**What is asked:** Copy the data precisely, character for character, and leave out every picture.

### Exercise input ###

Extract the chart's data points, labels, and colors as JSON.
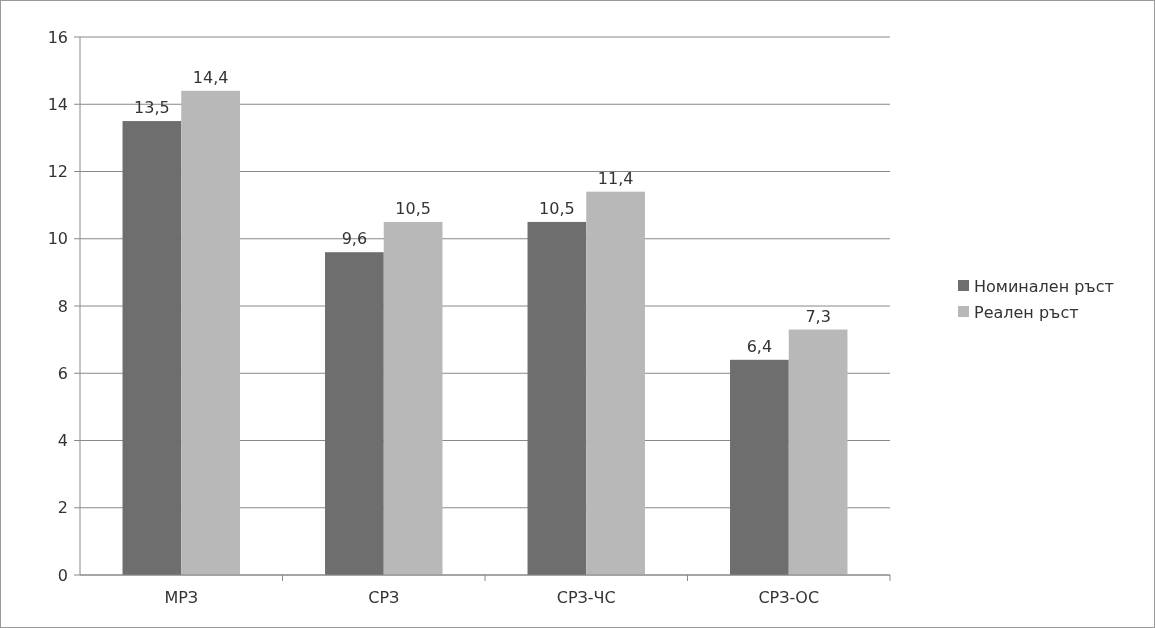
{
  "chart_data": {
    "type": "bar",
    "categories": [
      "МРЗ",
      "СРЗ",
      "СРЗ-ЧС",
      "СРЗ-ОС"
    ],
    "series": [
      {
        "name": "Номинален ръст",
        "color": "#6e6e6e",
        "values": [
          13.5,
          9.6,
          10.5,
          6.4
        ],
        "value_labels": [
          "13,5",
          "9,6",
          "10,5",
          "6,4"
        ]
      },
      {
        "name": "Реален ръст",
        "color": "#b8b8b8",
        "values": [
          14.4,
          10.5,
          11.4,
          7.3
        ],
        "value_labels": [
          "14,4",
          "10,5",
          "11,4",
          "7,3"
        ]
      }
    ],
    "ylim": [
      0,
      16
    ],
    "yticks": [
      0,
      2,
      4,
      6,
      8,
      10,
      12,
      14,
      16
    ],
    "grid": "y",
    "legend": "right"
  }
}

###

**Solution to this task:**
Extract the chart's data points, labels, and colors as JSON.
{
  "chart_data": {
    "type": "bar",
    "categories": [
      "МРЗ",
      "СРЗ",
      "СРЗ-ЧС",
      "СРЗ-ОС"
    ],
    "series": [
      {
        "name": "Номинален ръст",
        "color": "#6e6e6e",
        "values": [
          13.5,
          9.6,
          10.5,
          6.4
        ],
        "value_labels": [
          "13,5",
          "9,6",
          "10,5",
          "6,4"
        ]
      },
      {
        "name": "Реален ръст",
        "color": "#b8b8b8",
        "values": [
          14.4,
          10.5,
          11.4,
          7.3
        ],
        "value_labels": [
          "14,4",
          "10,5",
          "11,4",
          "7,3"
        ]
      }
    ],
    "ylim": [
      0,
      16
    ],
    "yticks": [
      0,
      2,
      4,
      6,
      8,
      10,
      12,
      14,
      16
    ],
    "grid": "y",
    "legend": "right"
  }
}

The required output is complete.